*Written exercise*. Repeat all the records exactly, omitting pictures.

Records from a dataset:
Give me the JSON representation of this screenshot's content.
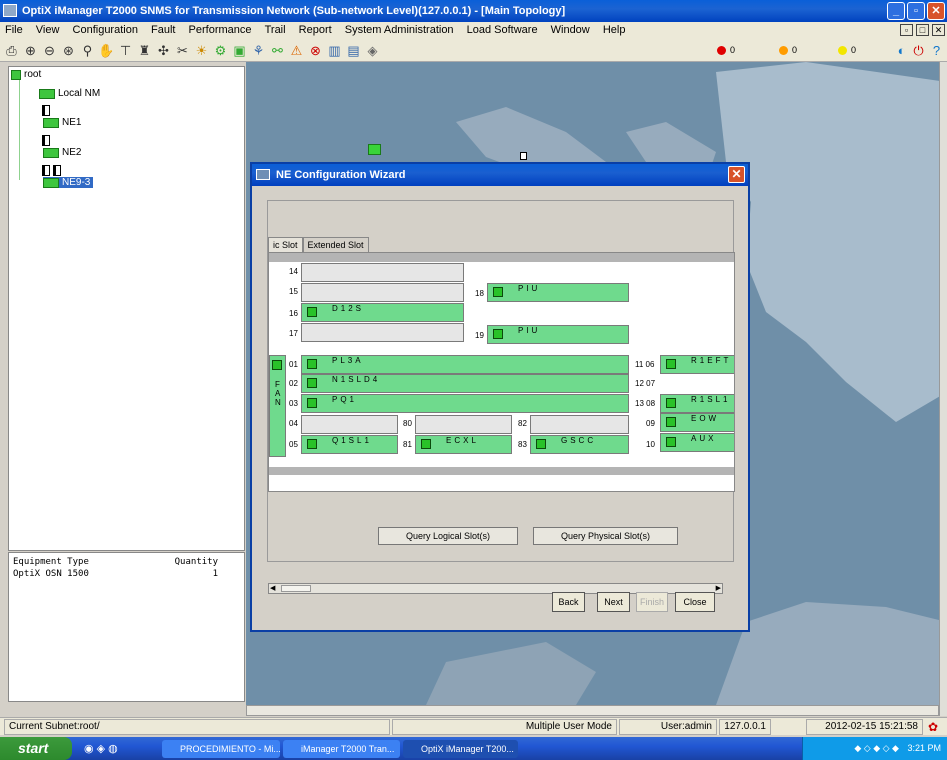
{
  "window": {
    "title": "OptiX iManager T2000 SNMS for Transmission Network (Sub-network Level)(127.0.0.1) - [Main Topology]"
  },
  "menu": [
    "File",
    "View",
    "Configuration",
    "Fault",
    "Performance",
    "Trail",
    "Report",
    "System Administration",
    "Load Software",
    "Window",
    "Help"
  ],
  "alarms": [
    {
      "color": "#e00000",
      "count": "0"
    },
    {
      "color": "#ff9c00",
      "count": "0"
    },
    {
      "color": "#f2e600",
      "count": "0"
    }
  ],
  "tree": {
    "root": "root",
    "local_nm": "Local NM",
    "ne1": "NE1",
    "ne2": "NE2",
    "ne9": "NE9-3"
  },
  "equipment": {
    "col_type": "Equipment Type",
    "col_qty": "Quantity",
    "rows": [
      {
        "type": "OptiX OSN 1500",
        "qty": "1"
      }
    ]
  },
  "dialog": {
    "title": "NE Configuration Wizard",
    "tab_basic": "ic Slot",
    "tab_extended": "Extended Slot",
    "fan_label": "FAN",
    "slots": {
      "s14": {
        "num": "14",
        "board": ""
      },
      "s15": {
        "num": "15",
        "board": ""
      },
      "s16": {
        "num": "16",
        "board": "D12S"
      },
      "s17": {
        "num": "17",
        "board": ""
      },
      "s18": {
        "num": "18",
        "board": "PIU"
      },
      "s19": {
        "num": "19",
        "board": "PIU"
      },
      "s01": {
        "num": "01",
        "board": "PL3A"
      },
      "s02": {
        "num": "02",
        "board": "N1SLD4"
      },
      "s03": {
        "num": "03",
        "board": "PQ1"
      },
      "s04": {
        "num": "04",
        "board": ""
      },
      "s05": {
        "num": "05",
        "board": "Q1SL1"
      },
      "s80": {
        "num": "80",
        "board": ""
      },
      "s81": {
        "num": "81",
        "board": "ECXL"
      },
      "s82": {
        "num": "82",
        "board": ""
      },
      "s83": {
        "num": "83",
        "board": "GSCC"
      },
      "s11": {
        "num": "11 06",
        "board": "R1EFT"
      },
      "s12": {
        "num": "12 07",
        "board": ""
      },
      "s13": {
        "num": "13 08",
        "board": "R1SL1"
      },
      "s09": {
        "num": "09",
        "board": "EOW"
      },
      "s10": {
        "num": "10",
        "board": "AUX"
      }
    },
    "query_logical": "Query Logical Slot(s)",
    "query_physical": "Query Physical Slot(s)",
    "back": "Back",
    "next": "Next",
    "finish": "Finish",
    "close": "Close"
  },
  "status": {
    "subnet": "Current Subnet:root/",
    "mode": "Multiple User Mode",
    "user": "User:admin",
    "ip": "127.0.0.1",
    "datetime": "2012-02-15 15:21:58"
  },
  "taskbar": {
    "start": "start",
    "items": [
      "PROCEDIMIENTO - Mi...",
      "iManager T2000 Tran...",
      "OptiX iManager T200..."
    ],
    "clock": "3:21 PM"
  }
}
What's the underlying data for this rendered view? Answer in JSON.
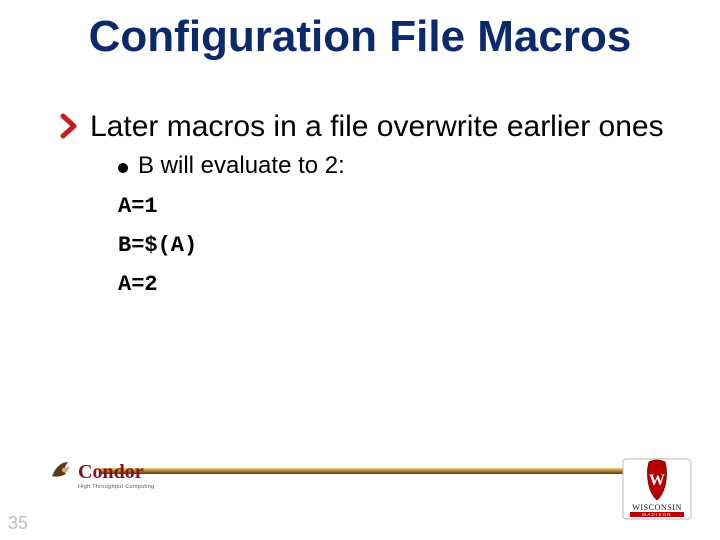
{
  "title": "Configuration File Macros",
  "main_bullet": "Later macros in a file overwrite earlier ones",
  "sub_bullet": "B will evaluate to 2:",
  "code": {
    "line1": "A=1",
    "line2": "B=$(A)",
    "line3": "A=2"
  },
  "slide_number": "35",
  "logos": {
    "condor_text": "Condor",
    "condor_tag": "High Throughput Computing",
    "wisc_text": "WISCONSIN",
    "wisc_sub": "MADISON"
  },
  "colors": {
    "title_blue": "#0b2a6b",
    "chevron_red": "#c21f1f",
    "wisc_red": "#b70101"
  }
}
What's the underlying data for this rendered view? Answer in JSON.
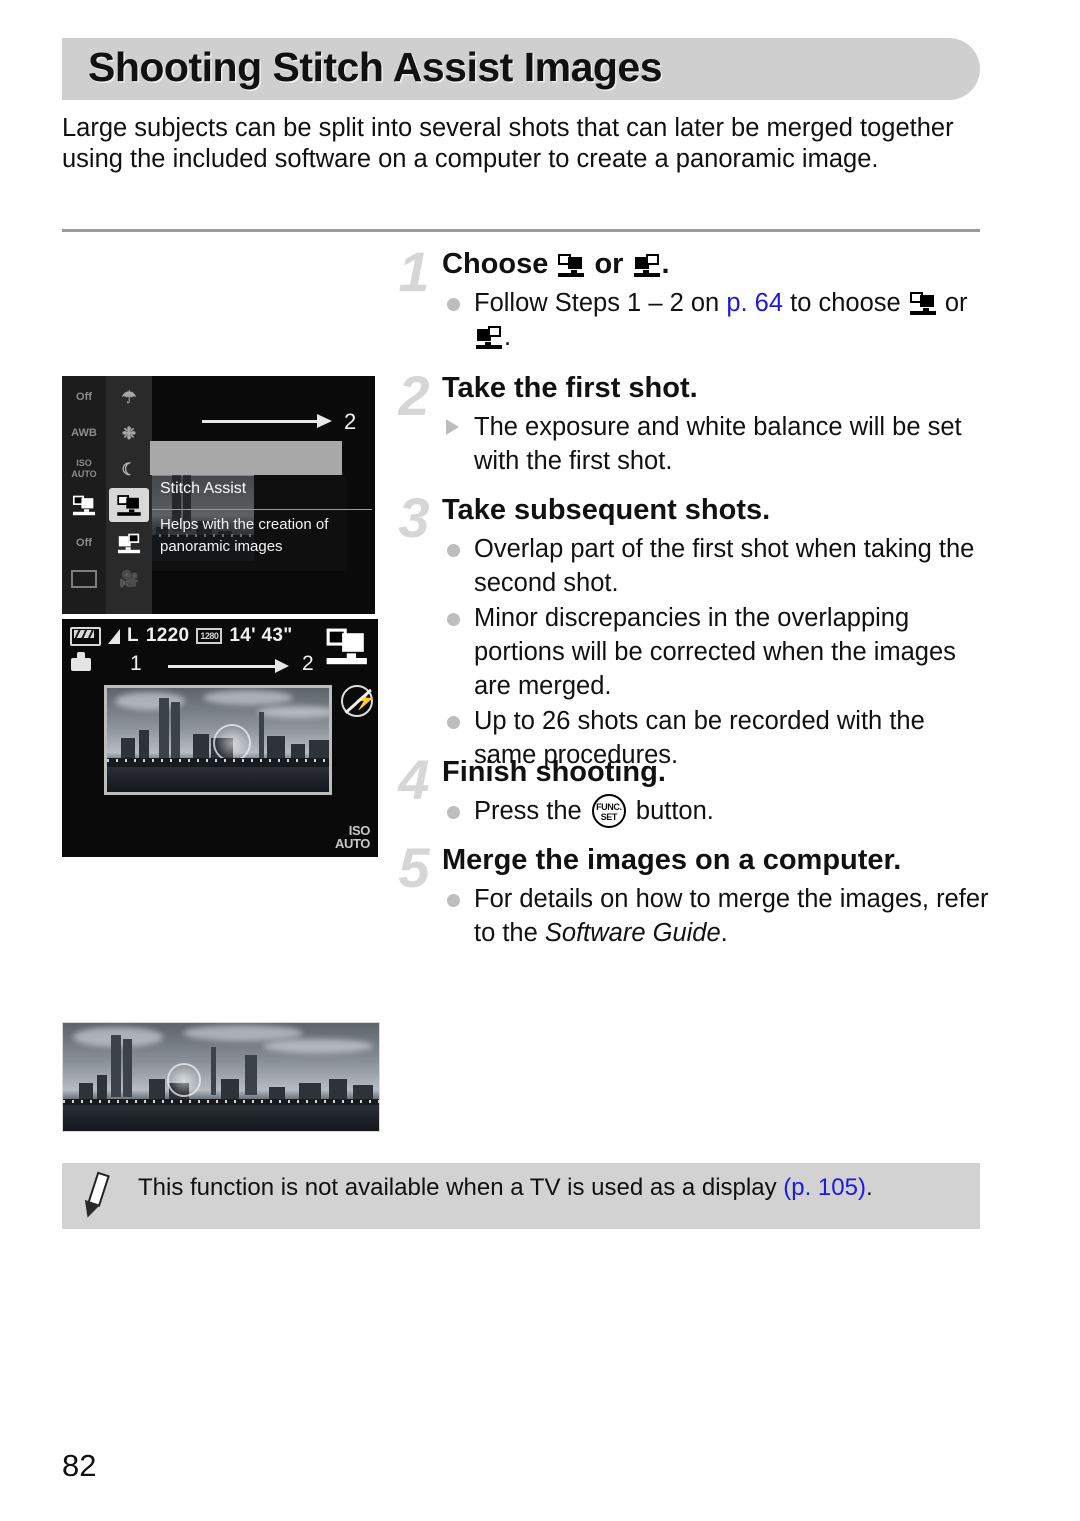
{
  "page": {
    "title": "Shooting Stitch Assist Images",
    "intro": "Large subjects can be split into several shots that can later be merged together using the included software on a computer to create a panoramic image.",
    "page_number": "82"
  },
  "steps": [
    {
      "number": "1",
      "heading_pre": "Choose ",
      "heading_mid": " or ",
      "heading_post": ".",
      "bullets": [
        {
          "marker": "dot",
          "pre": "Follow Steps 1 – 2 on ",
          "link": "p. 64",
          "mid": " to choose ",
          "post": " or ",
          "end": "."
        }
      ]
    },
    {
      "number": "2",
      "heading": "Take the first shot.",
      "bullets": [
        {
          "marker": "triangle",
          "text": "The exposure and white balance will be set with the first shot."
        }
      ]
    },
    {
      "number": "3",
      "heading": "Take subsequent shots.",
      "bullets": [
        {
          "marker": "dot",
          "text": "Overlap part of the first shot when taking the second shot."
        },
        {
          "marker": "dot",
          "text": "Minor discrepancies in the overlapping portions will be corrected when the images are merged."
        },
        {
          "marker": "dot",
          "text": "Up to 26 shots can be recorded with the same procedures."
        }
      ]
    },
    {
      "number": "4",
      "heading": "Finish shooting.",
      "bullets": [
        {
          "marker": "dot",
          "pre": "Press the ",
          "post": " button."
        }
      ]
    },
    {
      "number": "5",
      "heading": "Merge the images on a computer.",
      "bullets": [
        {
          "marker": "dot",
          "pre": "For details on how to merge the images, refer to the ",
          "italic": "Software Guide",
          "post": "."
        }
      ]
    }
  ],
  "figures": {
    "menu": {
      "name": "camera-menu-screen",
      "left_column_icons": [
        "Off",
        "AWB",
        "ISO AUTO",
        "stitch-assist-icon",
        "Off",
        "screen-icon"
      ],
      "right_column_icons": [
        "snow-icon",
        "fireworks-icon",
        "night-scene-icon",
        "stitch-assist-lr-icon",
        "stitch-assist-rl-icon",
        "movie-icon"
      ],
      "selected_item": "stitch-assist-lr-icon",
      "mode_label": "Stitch Assist",
      "mode_description": "Helps with the creation of panoramic images",
      "sequence_number": "2"
    },
    "lcd": {
      "name": "camera-lcd-screen",
      "battery": "battery-full-icon",
      "quality": "L",
      "shots_remaining": "1220",
      "resolution_badge": "1280",
      "recording_time": "14' 43\"",
      "stitch_icon": "stitch-assist-lr-icon",
      "flash_icon": "flash-off-icon",
      "iso_line1": "ISO",
      "iso_line2": "AUTO",
      "sequence_from": "1",
      "sequence_to": "2"
    },
    "panorama": {
      "name": "merged-panorama-photo"
    }
  },
  "note": {
    "pre": "This function is not available when a TV is used as a display ",
    "link": "(p. 105)",
    "post": "."
  },
  "colors": {
    "banner": "#cfcfcf",
    "link": "#1a1ae6",
    "step_number": "#d6d6d6",
    "note_background": "#d2d2d2",
    "rule": "#9a9a9a"
  }
}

*Task solution*.
Give me the JSON representation of this screenshot's content.
{
  "window": {
    "title": "OptiX iManager T2000 SNMS for Transmission Network (Sub-network Level)(127.0.0.1) - [Main Topology]"
  },
  "menu": [
    "File",
    "View",
    "Configuration",
    "Fault",
    "Performance",
    "Trail",
    "Report",
    "System Administration",
    "Load Software",
    "Window",
    "Help"
  ],
  "alarms": [
    {
      "color": "#e00000",
      "count": "0"
    },
    {
      "color": "#ff9c00",
      "count": "0"
    },
    {
      "color": "#f2e600",
      "count": "0"
    }
  ],
  "tree": {
    "root": "root",
    "local_nm": "Local NM",
    "ne1": "NE1",
    "ne2": "NE2",
    "ne9": "NE9-3"
  },
  "equipment": {
    "col_type": "Equipment Type",
    "col_qty": "Quantity",
    "rows": [
      {
        "type": "OptiX OSN 1500",
        "qty": "1"
      }
    ]
  },
  "dialog": {
    "title": "NE Configuration Wizard",
    "tab_basic": "ic Slot",
    "tab_extended": "Extended Slot",
    "fan_label": "FAN",
    "slots": {
      "s14": {
        "num": "14",
        "board": ""
      },
      "s15": {
        "num": "15",
        "board": ""
      },
      "s16": {
        "num": "16",
        "board": "D12S"
      },
      "s17": {
        "num": "17",
        "board": ""
      },
      "s18": {
        "num": "18",
        "board": "PIU"
      },
      "s19": {
        "num": "19",
        "board": "PIU"
      },
      "s01": {
        "num": "01",
        "board": "PL3A"
      },
      "s02": {
        "num": "02",
        "board": "N1SLD4"
      },
      "s03": {
        "num": "03",
        "board": "PQ1"
      },
      "s04": {
        "num": "04",
        "board": ""
      },
      "s05": {
        "num": "05",
        "board": "Q1SL1"
      },
      "s80": {
        "num": "80",
        "board": ""
      },
      "s81": {
        "num": "81",
        "board": "ECXL"
      },
      "s82": {
        "num": "82",
        "board": ""
      },
      "s83": {
        "num": "83",
        "board": "GSCC"
      },
      "s11": {
        "num": "11 06",
        "board": "R1EFT"
      },
      "s12": {
        "num": "12 07",
        "board": ""
      },
      "s13": {
        "num": "13 08",
        "board": "R1SL1"
      },
      "s09": {
        "num": "09",
        "board": "EOW"
      },
      "s10": {
        "num": "10",
        "board": "AUX"
      }
    },
    "query_logical": "Query Logical Slot(s)",
    "query_physical": "Query Physical Slot(s)",
    "back": "Back",
    "next": "Next",
    "finish": "Finish",
    "close": "Close"
  },
  "status": {
    "subnet": "Current Subnet:root/",
    "mode": "Multiple User Mode",
    "user": "User:admin",
    "ip": "127.0.0.1",
    "datetime": "2012-02-15 15:21:58"
  },
  "taskbar": {
    "start": "start",
    "items": [
      "PROCEDIMIENTO - Mi...",
      "iManager T2000 Tran...",
      "OptiX iManager T200..."
    ],
    "clock": "3:21 PM"
  }
}
What's the underlying data for this rendered view? Answer in JSON.
{
  "title": "Configuration File Macros",
  "main_bullet": "Later macros in a file overwrite earlier ones",
  "sub_bullet": "B will evaluate to 2:",
  "code": {
    "line1": "A=1",
    "line2": "B=$(A)",
    "line3": "A=2"
  },
  "slide_number": "35",
  "logos": {
    "condor_text": "Condor",
    "condor_tag": "High Throughput Computing",
    "wisc_text": "WISCONSIN",
    "wisc_sub": "MADISON"
  },
  "colors": {
    "title_blue": "#0b2a6b",
    "chevron_red": "#c21f1f",
    "wisc_red": "#b70101"
  }
}
What's the underlying data for this rendered view? Answer in JSON.
{
  "page": {
    "title": "Shooting Stitch Assist Images",
    "intro": "Large subjects can be split into several shots that can later be merged together using the included software on a computer to create a panoramic image.",
    "page_number": "82"
  },
  "steps": [
    {
      "number": "1",
      "heading_pre": "Choose ",
      "heading_mid": " or ",
      "heading_post": ".",
      "bullets": [
        {
          "marker": "dot",
          "pre": "Follow Steps 1 – 2 on ",
          "link": "p. 64",
          "mid": " to choose ",
          "post": " or ",
          "end": "."
        }
      ]
    },
    {
      "number": "2",
      "heading": "Take the first shot.",
      "bullets": [
        {
          "marker": "triangle",
          "text": "The exposure and white balance will be set with the first shot."
        }
      ]
    },
    {
      "number": "3",
      "heading": "Take subsequent shots.",
      "bullets": [
        {
          "marker": "dot",
          "text": "Overlap part of the first shot when taking the second shot."
        },
        {
          "marker": "dot",
          "text": "Minor discrepancies in the overlapping portions will be corrected when the images are merged."
        },
        {
          "marker": "dot",
          "text": "Up to 26 shots can be recorded with the same procedures."
        }
      ]
    },
    {
      "number": "4",
      "heading": "Finish shooting.",
      "bullets": [
        {
          "marker": "dot",
          "pre": "Press the ",
          "post": " button."
        }
      ]
    },
    {
      "number": "5",
      "heading": "Merge the images on a computer.",
      "bullets": [
        {
          "marker": "dot",
          "pre": "For details on how to merge the images, refer to the ",
          "italic": "Software Guide",
          "post": "."
        }
      ]
    }
  ],
  "figures": {
    "menu": {
      "name": "camera-menu-screen",
      "left_column_icons": [
        "Off",
        "AWB",
        "ISO AUTO",
        "stitch-assist-icon",
        "Off",
        "screen-icon"
      ],
      "right_column_icons": [
        "snow-icon",
        "fireworks-icon",
        "night-scene-icon",
        "stitch-assist-lr-icon",
        "stitch-assist-rl-icon",
        "movie-icon"
      ],
      "selected_item": "stitch-assist-lr-icon",
      "mode_label": "Stitch Assist",
      "mode_description": "Helps with the creation of panoramic images",
      "sequence_number": "2"
    },
    "lcd": {
      "name": "camera-lcd-screen",
      "battery": "battery-full-icon",
      "quality": "L",
      "shots_remaining": "1220",
      "resolution_badge": "1280",
      "recording_time": "14' 43\"",
      "stitch_icon": "stitch-assist-lr-icon",
      "flash_icon": "flash-off-icon",
      "iso_line1": "ISO",
      "iso_line2": "AUTO",
      "sequence_from": "1",
      "sequence_to": "2"
    },
    "panorama": {
      "name": "merged-panorama-photo"
    }
  },
  "note": {
    "pre": "This function is not available when a TV is used as a display ",
    "link": "(p. 105)",
    "post": "."
  },
  "colors": {
    "banner": "#cfcfcf",
    "link": "#1a1ae6",
    "step_number": "#d6d6d6",
    "note_background": "#d2d2d2",
    "rule": "#9a9a9a"
  }
}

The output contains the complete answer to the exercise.